• **Data extract**
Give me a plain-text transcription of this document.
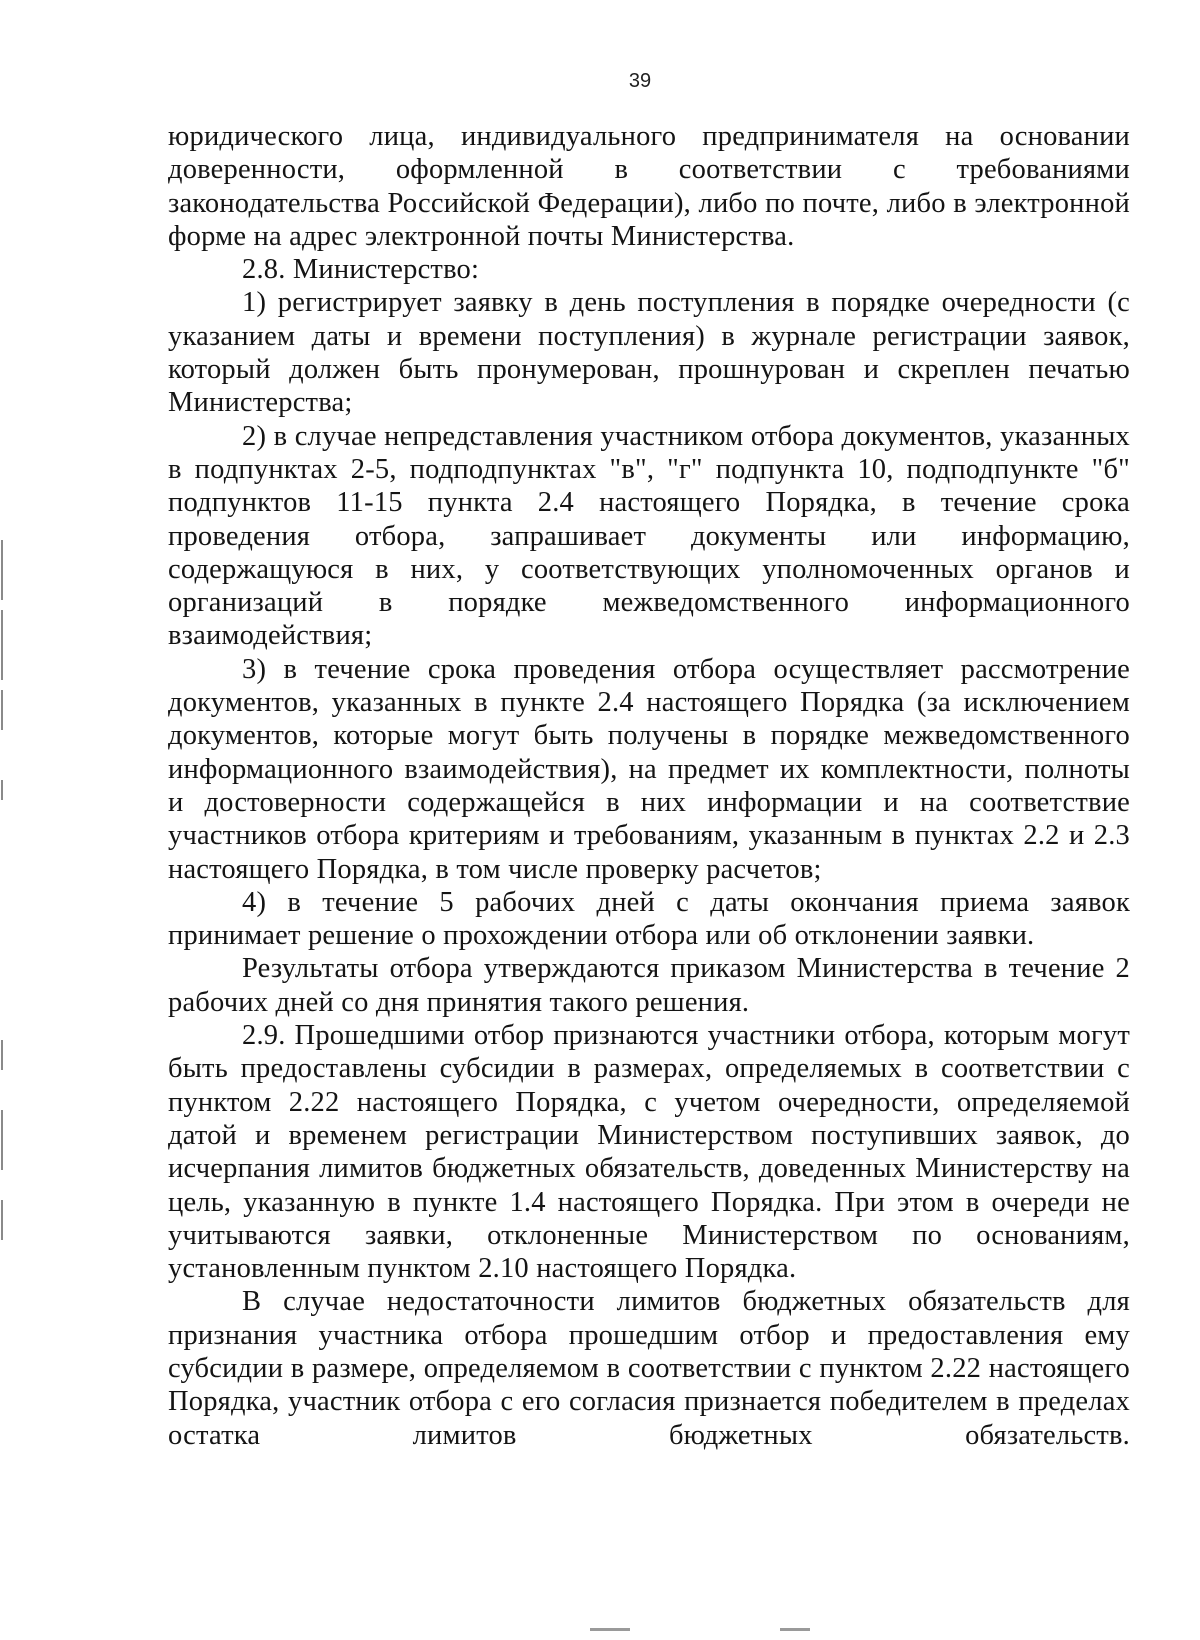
39

юридического лица, индивидуального предпринимателя на основании доверенности, оформленной в соответствии с требованиями законодательства Российской Федерации), либо по почте, либо в электронной форме на адрес электронной почты Министерства.

2.8. Министерство:

1) регистрирует заявку в день поступления в порядке очередности (с указанием даты и времени поступления) в журнале регистрации заявок, который должен быть пронумерован, прошнурован и скреплен печатью Министерства;

2) в случае непредставления участником отбора документов, указанных в подпунктах 2-5, подподпунктах "в", "г" подпункта 10, подподпункте "б" подпунктов 11-15 пункта 2.4 настоящего Порядка, в течение срока проведения отбора, запрашивает документы или информацию, содержащуюся в них, у соответствующих уполномоченных органов и организаций в порядке межведомственного информационного взаимодействия;

3) в течение срока проведения отбора осуществляет рассмотрение документов, указанных в пункте 2.4 настоящего Порядка (за исключением документов, которые могут быть получены в порядке межведомственного информационного взаимодействия), на предмет их комплектности, полноты и достоверности содержащейся в них информации и на соответствие участников отбора критериям и требованиям, указанным в пунктах 2.2 и 2.3 настоящего Порядка, в том числе проверку расчетов;

4) в течение 5 рабочих дней с даты окончания приема заявок принимает решение о прохождении отбора или об отклонении заявки.

Результаты отбора утверждаются приказом Министерства в течение 2 рабочих дней со дня принятия такого решения.

2.9. Прошедшими отбор признаются участники отбора, которым могут быть предоставлены субсидии в размерах, определяемых в соответствии с пунктом 2.22 настоящего Порядка, с учетом очередности, определяемой датой и временем регистрации Министерством поступивших заявок, до исчерпания лимитов бюджетных обязательств, доведенных Министерству на цель, указанную в пункте 1.4 настоящего Порядка. При этом в очереди не учитываются заявки, отклоненные Министерством по основаниям, установленным пунктом 2.10 настоящего Порядка.

В случае недостаточности лимитов бюджетных обязательств для признания участника отбора прошедшим отбор и предоставления ему субсидии в размере, определяемом в соответствии с пунктом 2.22 настоящего Порядка, участник отбора с его согласия признается победителем в пределах остатка лимитов бюджетных обязательств.
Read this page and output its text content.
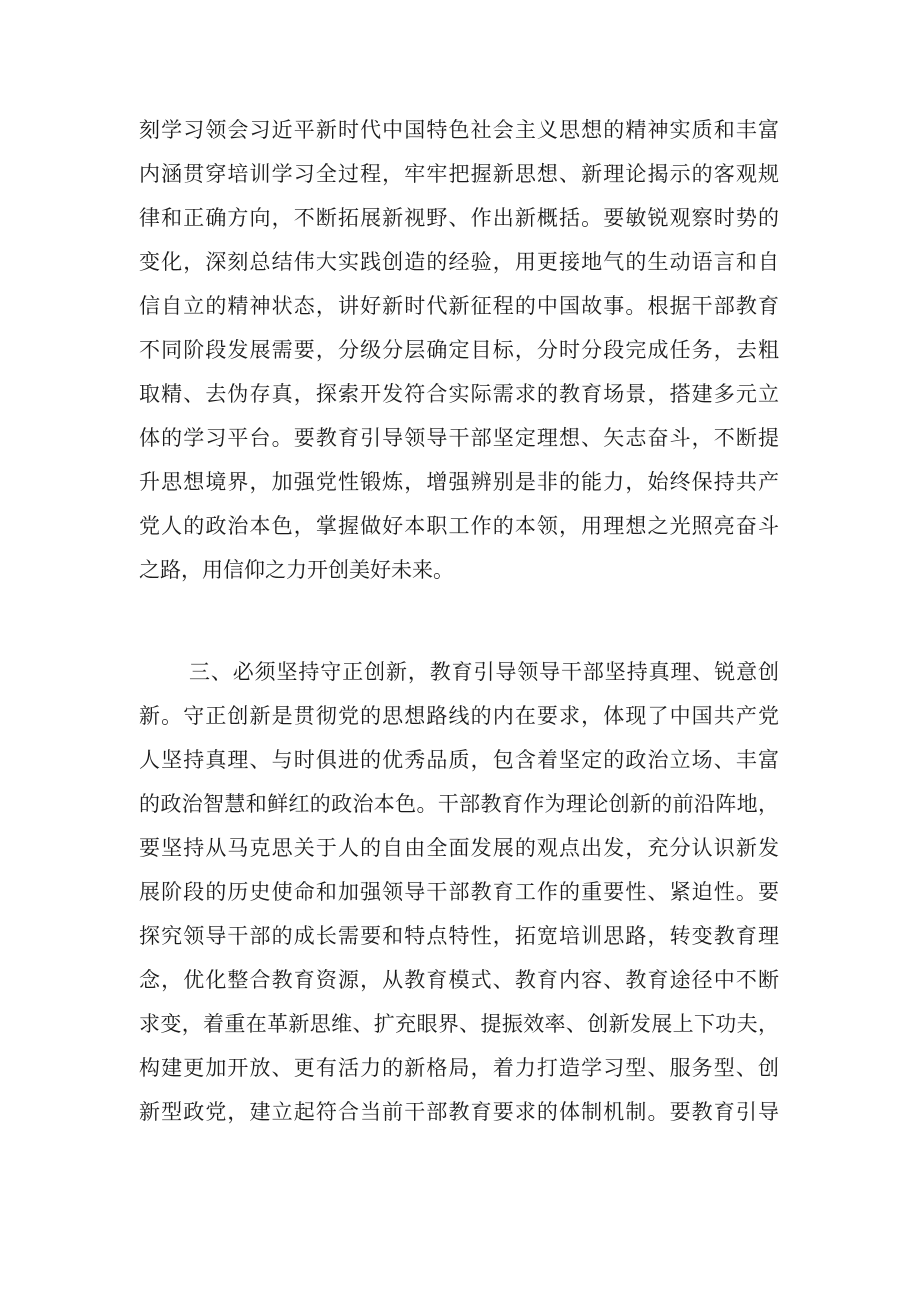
刻学习领会习近平新时代中国特色社会主义思想的精神实质和丰富
内涵贯穿培训学习全过程，牢牢把握新思想、新理论揭示的客观规
律和正确方向，不断拓展新视野、作出新概括。要敏锐观察时势的
变化，深刻总结伟大实践创造的经验，用更接地气的生动语言和自
信自立的精神状态，讲好新时代新征程的中国故事。根据干部教育
不同阶段发展需要，分级分层确定目标，分时分段完成任务，去粗
取精、去伪存真，探索开发符合实际需求的教育场景，搭建多元立
体的学习平台。要教育引导领导干部坚定理想、矢志奋斗，不断提
升思想境界，加强党性锻炼，增强辨别是非的能力，始终保持共产
党人的政治本色，掌握做好本职工作的本领，用理想之光照亮奋斗
之路，用信仰之力开创美好未来。
三、必须坚持守正创新，教育引导领导干部坚持真理、锐意创
新。守正创新是贯彻党的思想路线的内在要求，体现了中国共产党
人坚持真理、与时俱进的优秀品质，包含着坚定的政治立场、丰富
的政治智慧和鲜红的政治本色。干部教育作为理论创新的前沿阵地，
要坚持从马克思关于人的自由全面发展的观点出发，充分认识新发
展阶段的历史使命和加强领导干部教育工作的重要性、紧迫性。要
探究领导干部的成长需要和特点特性，拓宽培训思路，转变教育理
念，优化整合教育资源，从教育模式、教育内容、教育途径中不断
求变，着重在革新思维、扩充眼界、提振效率、创新发展上下功夫，
构建更加开放、更有活力的新格局，着力打造学习型、服务型、创
新型政党，建立起符合当前干部教育要求的体制机制。要教育引导
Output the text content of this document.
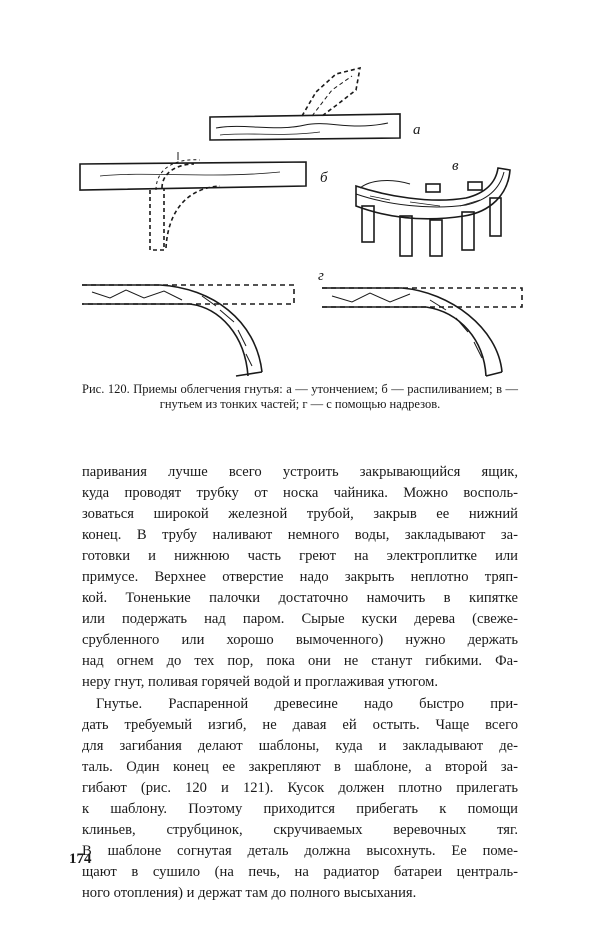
а
б
в
г
Рис. 120. Приемы облегчения гнутья: а — утончением; б — распиливанием; в — гнутьем из тонких частей; г — с помощью надрезов.
паривания лучше всего устроить закрывающийся ящик,
куда проводят трубку от носка чайника. Можно восполь-
зоваться широкой железной трубой, закрыв ее нижний
конец. В трубу наливают немного воды, закладывают за-
готовки и нижнюю часть греют на электроплитке или
примусе. Верхнее отверстие надо закрыть неплотно тряп-
кой. Тоненькие палочки достаточно намочить в кипятке
или подержать над паром. Сырые куски дерева (свеже-
срубленного или хорошо вымоченного) нужно держать
над огнем до тех пор, пока они не станут гибкими. Фа-
неру гнут, поливая горячей водой и проглаживая утюгом.
Гнутье. Распаренной древесине надо быстро при-
дать требуемый изгиб, не давая ей остыть. Чаще всего
для загибания делают шаблоны, куда и закладывают де-
таль. Один конец ее закрепляют в шаблоне, а второй за-
гибают (рис. 120 и 121). Кусок должен плотно прилегать
к шаблону. Поэтому приходится прибегать к помощи
клиньев, струбцинок, скручиваемых веревочных тяг.
В шаблоне согнутая деталь должна высохнуть. Ее поме-
щают в сушило (на печь, на радиатор батареи централь-
ного отопления) и держат там до полного высыхания.
174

• **Job**
From the entries, copy out each line containing the word "Министерства".

• **Response below**
юридического лица, индивидуального предпринимателя на основании доверенности, оформленной в соответствии с требованиями законодательства Российской Федерации), либо по почте, либо в электронной форме на адрес электронной почты Министерства.
1) регистрирует заявку в день поступления в порядке очередности (с указанием даты и времени поступления) в журнале регистрации заявок, который должен быть пронумерован, прошнурован и скреплен печатью Министерства;
Результаты отбора утверждаются приказом Министерства в течение 2 рабочих дней со дня принятия такого решения.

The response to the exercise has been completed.